(Figure contents as structured data)
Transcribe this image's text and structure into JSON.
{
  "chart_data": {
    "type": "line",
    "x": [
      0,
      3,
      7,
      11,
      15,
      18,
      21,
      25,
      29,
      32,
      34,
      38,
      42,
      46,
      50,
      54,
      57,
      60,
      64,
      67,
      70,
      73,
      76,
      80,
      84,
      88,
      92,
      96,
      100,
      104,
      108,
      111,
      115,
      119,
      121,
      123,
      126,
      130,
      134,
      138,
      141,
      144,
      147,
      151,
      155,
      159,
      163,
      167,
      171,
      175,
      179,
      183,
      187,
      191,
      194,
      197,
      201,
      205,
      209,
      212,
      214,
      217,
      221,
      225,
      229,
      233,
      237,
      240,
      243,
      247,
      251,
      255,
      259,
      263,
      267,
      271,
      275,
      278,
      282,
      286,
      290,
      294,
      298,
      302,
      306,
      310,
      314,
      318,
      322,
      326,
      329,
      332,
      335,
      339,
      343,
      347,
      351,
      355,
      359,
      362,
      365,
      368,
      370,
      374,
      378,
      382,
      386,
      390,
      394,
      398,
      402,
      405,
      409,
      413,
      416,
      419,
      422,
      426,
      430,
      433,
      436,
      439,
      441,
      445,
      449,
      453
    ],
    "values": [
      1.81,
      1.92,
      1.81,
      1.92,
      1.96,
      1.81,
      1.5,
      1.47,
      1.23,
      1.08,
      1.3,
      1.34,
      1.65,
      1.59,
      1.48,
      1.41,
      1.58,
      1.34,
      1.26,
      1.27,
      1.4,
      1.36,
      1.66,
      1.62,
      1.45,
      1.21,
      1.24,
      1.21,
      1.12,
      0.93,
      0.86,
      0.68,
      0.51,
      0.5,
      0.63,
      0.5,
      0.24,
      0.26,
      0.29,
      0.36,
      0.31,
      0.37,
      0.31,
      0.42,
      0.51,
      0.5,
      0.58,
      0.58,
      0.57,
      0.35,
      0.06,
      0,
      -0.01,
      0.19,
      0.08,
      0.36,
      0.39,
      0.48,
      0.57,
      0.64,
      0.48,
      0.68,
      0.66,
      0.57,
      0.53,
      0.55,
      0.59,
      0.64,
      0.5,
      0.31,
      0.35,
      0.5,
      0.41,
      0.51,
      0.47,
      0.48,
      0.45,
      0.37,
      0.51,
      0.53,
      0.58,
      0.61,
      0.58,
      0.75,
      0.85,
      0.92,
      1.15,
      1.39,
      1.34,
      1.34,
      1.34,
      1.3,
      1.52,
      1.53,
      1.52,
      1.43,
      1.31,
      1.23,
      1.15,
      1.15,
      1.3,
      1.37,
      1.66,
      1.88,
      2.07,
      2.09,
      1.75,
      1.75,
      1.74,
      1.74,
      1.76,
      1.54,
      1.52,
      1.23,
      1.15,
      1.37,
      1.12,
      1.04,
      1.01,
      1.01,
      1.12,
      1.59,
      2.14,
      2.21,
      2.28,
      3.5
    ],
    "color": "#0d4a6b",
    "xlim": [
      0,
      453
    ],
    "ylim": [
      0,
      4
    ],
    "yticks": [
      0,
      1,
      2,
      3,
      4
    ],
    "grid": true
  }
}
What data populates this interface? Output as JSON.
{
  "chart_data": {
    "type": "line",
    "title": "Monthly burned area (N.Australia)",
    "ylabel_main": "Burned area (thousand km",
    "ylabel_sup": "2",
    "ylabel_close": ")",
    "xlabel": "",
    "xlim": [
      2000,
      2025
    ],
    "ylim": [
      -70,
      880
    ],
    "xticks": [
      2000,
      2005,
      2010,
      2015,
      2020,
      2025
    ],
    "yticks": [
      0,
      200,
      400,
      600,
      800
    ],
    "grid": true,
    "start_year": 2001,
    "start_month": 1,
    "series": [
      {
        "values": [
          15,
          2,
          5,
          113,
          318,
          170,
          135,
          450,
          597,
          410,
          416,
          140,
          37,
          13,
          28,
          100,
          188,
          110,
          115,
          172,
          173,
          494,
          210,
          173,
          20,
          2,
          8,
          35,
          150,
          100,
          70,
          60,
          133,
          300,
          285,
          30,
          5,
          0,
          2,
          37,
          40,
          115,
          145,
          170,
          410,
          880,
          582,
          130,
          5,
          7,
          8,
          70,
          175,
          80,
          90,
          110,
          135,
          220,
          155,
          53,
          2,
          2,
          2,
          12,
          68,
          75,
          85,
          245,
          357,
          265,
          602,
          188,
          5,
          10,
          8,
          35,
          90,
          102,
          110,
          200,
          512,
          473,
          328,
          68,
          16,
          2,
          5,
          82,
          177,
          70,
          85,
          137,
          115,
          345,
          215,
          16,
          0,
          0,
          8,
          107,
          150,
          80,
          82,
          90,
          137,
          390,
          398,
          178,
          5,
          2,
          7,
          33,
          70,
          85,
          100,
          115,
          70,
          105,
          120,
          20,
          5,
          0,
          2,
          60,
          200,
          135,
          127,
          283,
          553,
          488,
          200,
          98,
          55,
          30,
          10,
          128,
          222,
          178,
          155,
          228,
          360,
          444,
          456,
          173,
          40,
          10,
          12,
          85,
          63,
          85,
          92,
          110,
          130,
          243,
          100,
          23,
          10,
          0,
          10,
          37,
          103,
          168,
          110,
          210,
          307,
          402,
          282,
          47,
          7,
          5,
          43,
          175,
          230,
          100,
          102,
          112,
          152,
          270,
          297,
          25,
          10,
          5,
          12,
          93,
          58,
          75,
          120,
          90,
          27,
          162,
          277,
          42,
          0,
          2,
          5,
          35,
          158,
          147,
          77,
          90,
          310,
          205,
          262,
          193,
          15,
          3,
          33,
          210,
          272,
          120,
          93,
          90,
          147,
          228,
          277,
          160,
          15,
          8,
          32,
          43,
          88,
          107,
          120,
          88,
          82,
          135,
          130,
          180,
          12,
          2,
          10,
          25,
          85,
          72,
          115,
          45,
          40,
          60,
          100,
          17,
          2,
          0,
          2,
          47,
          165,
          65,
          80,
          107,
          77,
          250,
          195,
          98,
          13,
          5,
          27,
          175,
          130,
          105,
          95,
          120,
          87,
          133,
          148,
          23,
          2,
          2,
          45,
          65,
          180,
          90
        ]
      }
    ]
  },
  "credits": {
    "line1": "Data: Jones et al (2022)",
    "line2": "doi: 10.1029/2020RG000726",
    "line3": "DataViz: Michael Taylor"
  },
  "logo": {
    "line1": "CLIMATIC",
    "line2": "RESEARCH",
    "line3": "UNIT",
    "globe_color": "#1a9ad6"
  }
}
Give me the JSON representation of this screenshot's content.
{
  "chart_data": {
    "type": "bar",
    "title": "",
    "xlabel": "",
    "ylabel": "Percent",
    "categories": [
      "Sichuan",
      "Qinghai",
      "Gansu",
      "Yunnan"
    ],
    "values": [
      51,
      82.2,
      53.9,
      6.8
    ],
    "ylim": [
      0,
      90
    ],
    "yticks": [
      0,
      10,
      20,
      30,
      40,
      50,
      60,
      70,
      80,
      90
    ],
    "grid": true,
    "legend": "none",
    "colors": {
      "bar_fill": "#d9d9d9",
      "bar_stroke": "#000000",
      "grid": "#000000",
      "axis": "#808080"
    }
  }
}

### Problem statement
Repeat every line of the records above exactly.

### Answer to the exercise
Transcribe this image's text and structure into JSON.
{
  "chart_data": {
    "type": "line",
    "x": [
      0,
      3,
      7,
      11,
      15,
      18,
      21,
      25,
      29,
      32,
      34,
      38,
      42,
      46,
      50,
      54,
      57,
      60,
      64,
      67,
      70,
      73,
      76,
      80,
      84,
      88,
      92,
      96,
      100,
      104,
      108,
      111,
      115,
      119,
      121,
      123,
      126,
      130,
      134,
      138,
      141,
      144,
      147,
      151,
      155,
      159,
      163,
      167,
      171,
      175,
      179,
      183,
      187,
      191,
      194,
      197,
      201,
      205,
      209,
      212,
      214,
      217,
      221,
      225,
      229,
      233,
      237,
      240,
      243,
      247,
      251,
      255,
      259,
      263,
      267,
      271,
      275,
      278,
      282,
      286,
      290,
      294,
      298,
      302,
      306,
      310,
      314,
      318,
      322,
      326,
      329,
      332,
      335,
      339,
      343,
      347,
      351,
      355,
      359,
      362,
      365,
      368,
      370,
      374,
      378,
      382,
      386,
      390,
      394,
      398,
      402,
      405,
      409,
      413,
      416,
      419,
      422,
      426,
      430,
      433,
      436,
      439,
      441,
      445,
      449,
      453
    ],
    "values": [
      1.81,
      1.92,
      1.81,
      1.92,
      1.96,
      1.81,
      1.5,
      1.47,
      1.23,
      1.08,
      1.3,
      1.34,
      1.65,
      1.59,
      1.48,
      1.41,
      1.58,
      1.34,
      1.26,
      1.27,
      1.4,
      1.36,
      1.66,
      1.62,
      1.45,
      1.21,
      1.24,
      1.21,
      1.12,
      0.93,
      0.86,
      0.68,
      0.51,
      0.5,
      0.63,
      0.5,
      0.24,
      0.26,
      0.29,
      0.36,
      0.31,
      0.37,
      0.31,
      0.42,
      0.51,
      0.5,
      0.58,
      0.58,
      0.57,
      0.35,
      0.06,
      0,
      -0.01,
      0.19,
      0.08,
      0.36,
      0.39,
      0.48,
      0.57,
      0.64,
      0.48,
      0.68,
      0.66,
      0.57,
      0.53,
      0.55,
      0.59,
      0.64,
      0.5,
      0.31,
      0.35,
      0.5,
      0.41,
      0.51,
      0.47,
      0.48,
      0.45,
      0.37,
      0.51,
      0.53,
      0.58,
      0.61,
      0.58,
      0.75,
      0.85,
      0.92,
      1.15,
      1.39,
      1.34,
      1.34,
      1.34,
      1.3,
      1.52,
      1.53,
      1.52,
      1.43,
      1.31,
      1.23,
      1.15,
      1.15,
      1.3,
      1.37,
      1.66,
      1.88,
      2.07,
      2.09,
      1.75,
      1.75,
      1.74,
      1.74,
      1.76,
      1.54,
      1.52,
      1.23,
      1.15,
      1.37,
      1.12,
      1.04,
      1.01,
      1.01,
      1.12,
      1.59,
      2.14,
      2.21,
      2.28,
      3.5
    ],
    "color": "#0d4a6b",
    "xlim": [
      0,
      453
    ],
    "ylim": [
      0,
      4
    ],
    "yticks": [
      0,
      1,
      2,
      3,
      4
    ],
    "grid": true
  }
}
What data populates this interface? Output as JSON.
{
  "chart_data": {
    "type": "line",
    "title": "Monthly burned area (N.Australia)",
    "ylabel_main": "Burned area (thousand km",
    "ylabel_sup": "2",
    "ylabel_close": ")",
    "xlabel": "",
    "xlim": [
      2000,
      2025
    ],
    "ylim": [
      -70,
      880
    ],
    "xticks": [
      2000,
      2005,
      2010,
      2015,
      2020,
      2025
    ],
    "yticks": [
      0,
      200,
      400,
      600,
      800
    ],
    "grid": true,
    "start_year": 2001,
    "start_month": 1,
    "series": [
      {
        "values": [
          15,
          2,
          5,
          113,
          318,
          170,
          135,
          450,
          597,
          410,
          416,
          140,
          37,
          13,
          28,
          100,
          188,
          110,
          115,
          172,
          173,
          494,
          210,
          173,
          20,
          2,
          8,
          35,
          150,
          100,
          70,
          60,
          133,
          300,
          285,
          30,
          5,
          0,
          2,
          37,
          40,
          115,
          145,
          170,
          410,
          880,
          582,
          130,
          5,
          7,
          8,
          70,
          175,
          80,
          90,
          110,
          135,
          220,
          155,
          53,
          2,
          2,
          2,
          12,
          68,
          75,
          85,
          245,
          357,
          265,
          602,
          188,
          5,
          10,
          8,
          35,
          90,
          102,
          110,
          200,
          512,
          473,
          328,
          68,
          16,
          2,
          5,
          82,
          177,
          70,
          85,
          137,
          115,
          345,
          215,
          16,
          0,
          0,
          8,
          107,
          150,
          80,
          82,
          90,
          137,
          390,
          398,
          178,
          5,
          2,
          7,
          33,
          70,
          85,
          100,
          115,
          70,
          105,
          120,
          20,
          5,
          0,
          2,
          60,
          200,
          135,
          127,
          283,
          553,
          488,
          200,
          98,
          55,
          30,
          10,
          128,
          222,
          178,
          155,
          228,
          360,
          444,
          456,
          173,
          40,
          10,
          12,
          85,
          63,
          85,
          92,
          110,
          130,
          243,
          100,
          23,
          10,
          0,
          10,
          37,
          103,
          168,
          110,
          210,
          307,
          402,
          282,
          47,
          7,
          5,
          43,
          175,
          230,
          100,
          102,
          112,
          152,
          270,
          297,
          25,
          10,
          5,
          12,
          93,
          58,
          75,
          120,
          90,
          27,
          162,
          277,
          42,
          0,
          2,
          5,
          35,
          158,
          147,
          77,
          90,
          310,
          205,
          262,
          193,
          15,
          3,
          33,
          210,
          272,
          120,
          93,
          90,
          147,
          228,
          277,
          160,
          15,
          8,
          32,
          43,
          88,
          107,
          120,
          88,
          82,
          135,
          130,
          180,
          12,
          2,
          10,
          25,
          85,
          72,
          115,
          45,
          40,
          60,
          100,
          17,
          2,
          0,
          2,
          47,
          165,
          65,
          80,
          107,
          77,
          250,
          195,
          98,
          13,
          5,
          27,
          175,
          130,
          105,
          95,
          120,
          87,
          133,
          148,
          23,
          2,
          2,
          45,
          65,
          180,
          90
        ]
      }
    ]
  },
  "credits": {
    "line1": "Data: Jones et al (2022)",
    "line2": "doi: 10.1029/2020RG000726",
    "line3": "DataViz: Michael Taylor"
  },
  "logo": {
    "line1": "CLIMATIC",
    "line2": "RESEARCH",
    "line3": "UNIT",
    "globe_color": "#1a9ad6"
  }
}
Give me the JSON representation of this screenshot's content.
{
  "chart_data": {
    "type": "bar",
    "title": "",
    "xlabel": "",
    "ylabel": "Percent",
    "categories": [
      "Sichuan",
      "Qinghai",
      "Gansu",
      "Yunnan"
    ],
    "values": [
      51,
      82.2,
      53.9,
      6.8
    ],
    "ylim": [
      0,
      90
    ],
    "yticks": [
      0,
      10,
      20,
      30,
      40,
      50,
      60,
      70,
      80,
      90
    ],
    "grid": true,
    "legend": "none",
    "colors": {
      "bar_fill": "#d9d9d9",
      "bar_stroke": "#000000",
      "grid": "#000000",
      "axis": "#808080"
    }
  }
}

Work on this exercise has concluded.